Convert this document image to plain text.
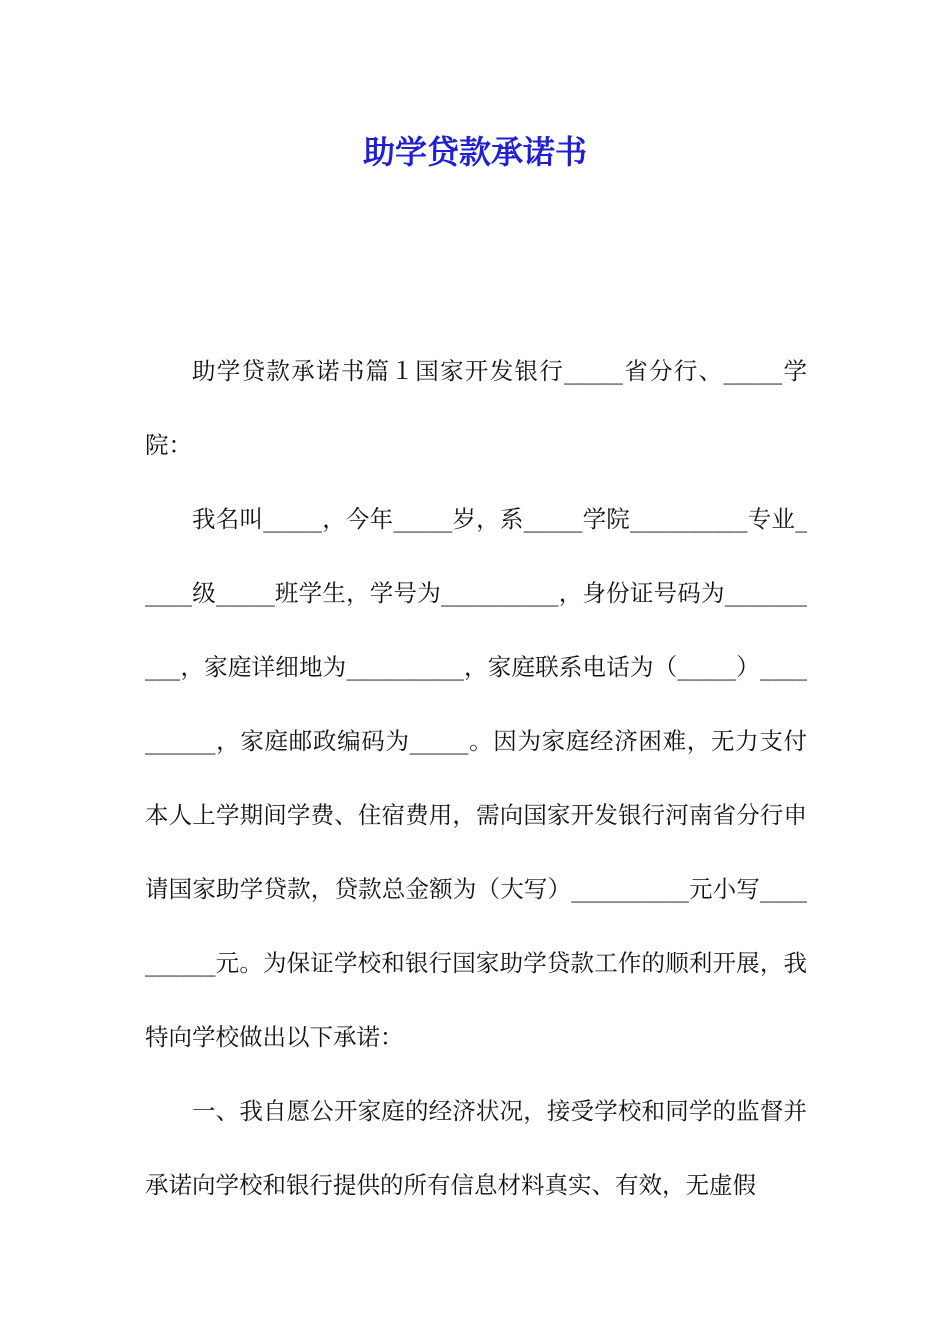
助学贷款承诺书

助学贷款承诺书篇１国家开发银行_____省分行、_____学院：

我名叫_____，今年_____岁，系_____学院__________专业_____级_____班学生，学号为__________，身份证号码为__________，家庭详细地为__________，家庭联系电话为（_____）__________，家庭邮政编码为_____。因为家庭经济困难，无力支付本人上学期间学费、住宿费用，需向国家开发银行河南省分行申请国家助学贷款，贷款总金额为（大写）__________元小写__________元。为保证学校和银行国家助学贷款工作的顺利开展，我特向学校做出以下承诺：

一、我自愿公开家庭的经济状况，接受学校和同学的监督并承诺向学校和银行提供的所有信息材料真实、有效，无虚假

---

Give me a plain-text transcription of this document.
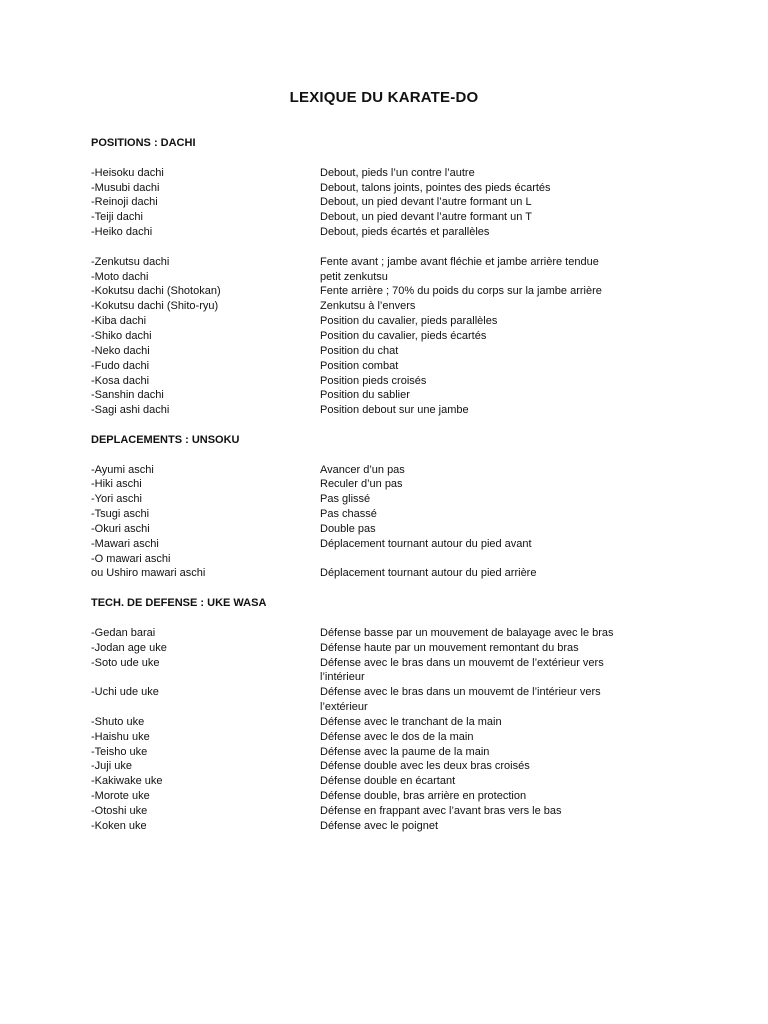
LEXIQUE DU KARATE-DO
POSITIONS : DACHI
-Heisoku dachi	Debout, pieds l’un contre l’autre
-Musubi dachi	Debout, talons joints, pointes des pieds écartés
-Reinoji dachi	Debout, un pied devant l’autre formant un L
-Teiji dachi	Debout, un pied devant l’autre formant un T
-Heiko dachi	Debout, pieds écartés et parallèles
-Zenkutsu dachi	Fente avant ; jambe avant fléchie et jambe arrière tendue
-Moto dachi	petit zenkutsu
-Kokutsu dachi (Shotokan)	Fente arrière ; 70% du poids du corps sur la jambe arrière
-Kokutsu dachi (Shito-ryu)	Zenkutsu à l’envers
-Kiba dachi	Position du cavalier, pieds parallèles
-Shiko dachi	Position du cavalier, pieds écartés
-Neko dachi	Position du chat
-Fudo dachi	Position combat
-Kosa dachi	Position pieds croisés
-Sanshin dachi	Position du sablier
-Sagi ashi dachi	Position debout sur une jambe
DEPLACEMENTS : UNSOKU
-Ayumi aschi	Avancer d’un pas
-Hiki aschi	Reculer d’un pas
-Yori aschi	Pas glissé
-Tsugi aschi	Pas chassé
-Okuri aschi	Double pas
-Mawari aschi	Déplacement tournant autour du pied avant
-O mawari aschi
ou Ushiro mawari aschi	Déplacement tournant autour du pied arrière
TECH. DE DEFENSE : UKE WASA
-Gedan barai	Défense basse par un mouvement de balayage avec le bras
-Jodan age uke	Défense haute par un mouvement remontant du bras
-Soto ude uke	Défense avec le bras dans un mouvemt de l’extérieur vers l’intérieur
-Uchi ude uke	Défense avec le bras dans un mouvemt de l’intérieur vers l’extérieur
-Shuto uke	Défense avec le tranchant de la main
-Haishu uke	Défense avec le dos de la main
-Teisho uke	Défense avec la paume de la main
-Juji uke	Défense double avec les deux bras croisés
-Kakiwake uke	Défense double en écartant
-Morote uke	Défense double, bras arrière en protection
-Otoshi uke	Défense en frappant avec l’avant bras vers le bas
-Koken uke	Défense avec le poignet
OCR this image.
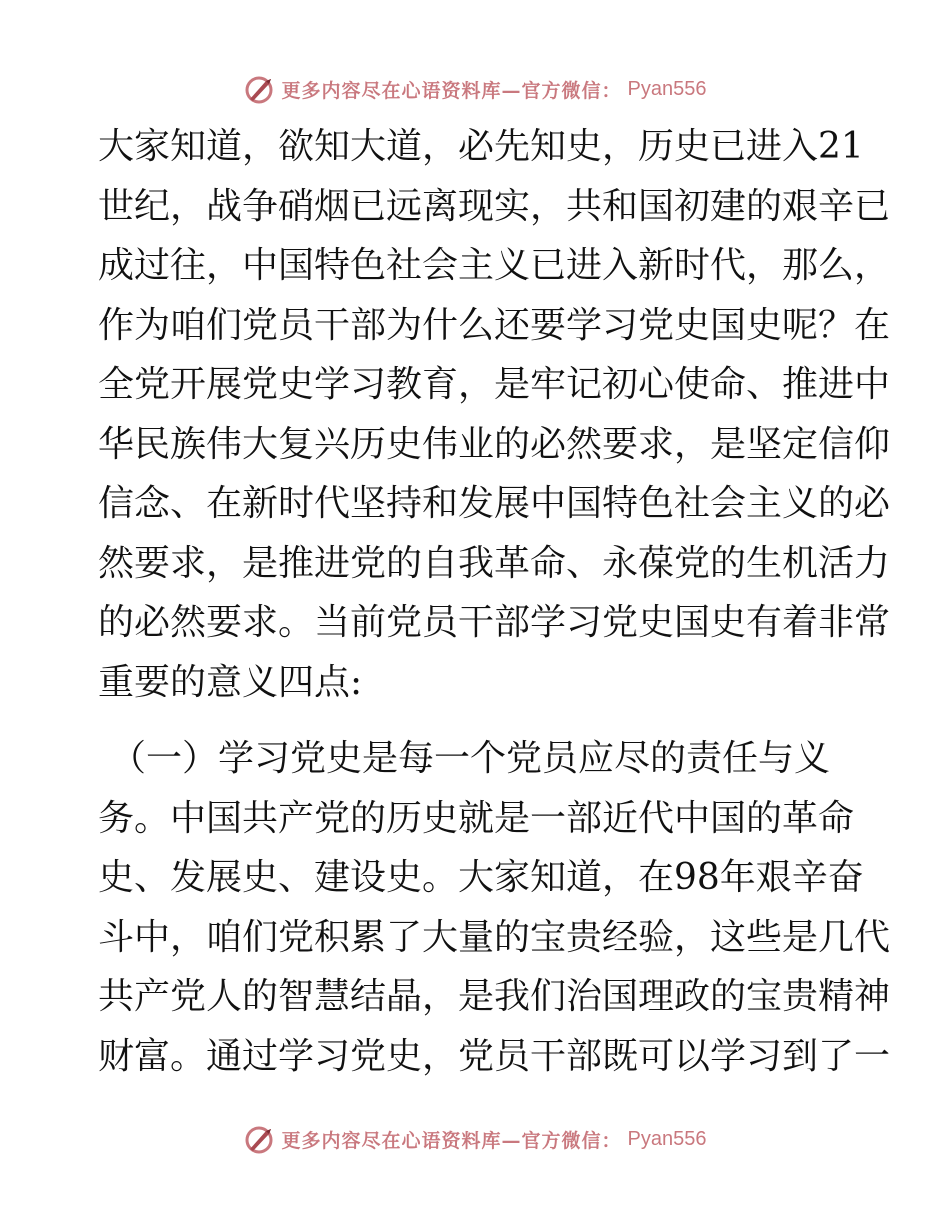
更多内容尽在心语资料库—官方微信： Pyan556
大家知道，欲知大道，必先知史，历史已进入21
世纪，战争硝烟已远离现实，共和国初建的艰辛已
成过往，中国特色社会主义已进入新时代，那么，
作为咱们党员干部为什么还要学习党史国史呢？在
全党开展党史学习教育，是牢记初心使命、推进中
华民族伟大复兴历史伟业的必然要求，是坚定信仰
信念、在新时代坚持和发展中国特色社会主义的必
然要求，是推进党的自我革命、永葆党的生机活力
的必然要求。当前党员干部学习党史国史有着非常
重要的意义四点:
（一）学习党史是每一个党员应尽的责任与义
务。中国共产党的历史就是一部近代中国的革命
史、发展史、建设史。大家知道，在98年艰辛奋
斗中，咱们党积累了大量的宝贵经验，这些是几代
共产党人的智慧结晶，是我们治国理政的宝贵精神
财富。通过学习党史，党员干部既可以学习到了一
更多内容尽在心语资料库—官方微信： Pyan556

## Task directions
Go through the lines above. Select every one that has the string "dans".

## Answer for the task
-Soto ude uke	Défense avec le bras dans un mouvemt de l’extérieur vers l’intérieur
-Uchi ude uke	Défense avec le bras dans un mouvemt de l’intérieur vers l’extérieur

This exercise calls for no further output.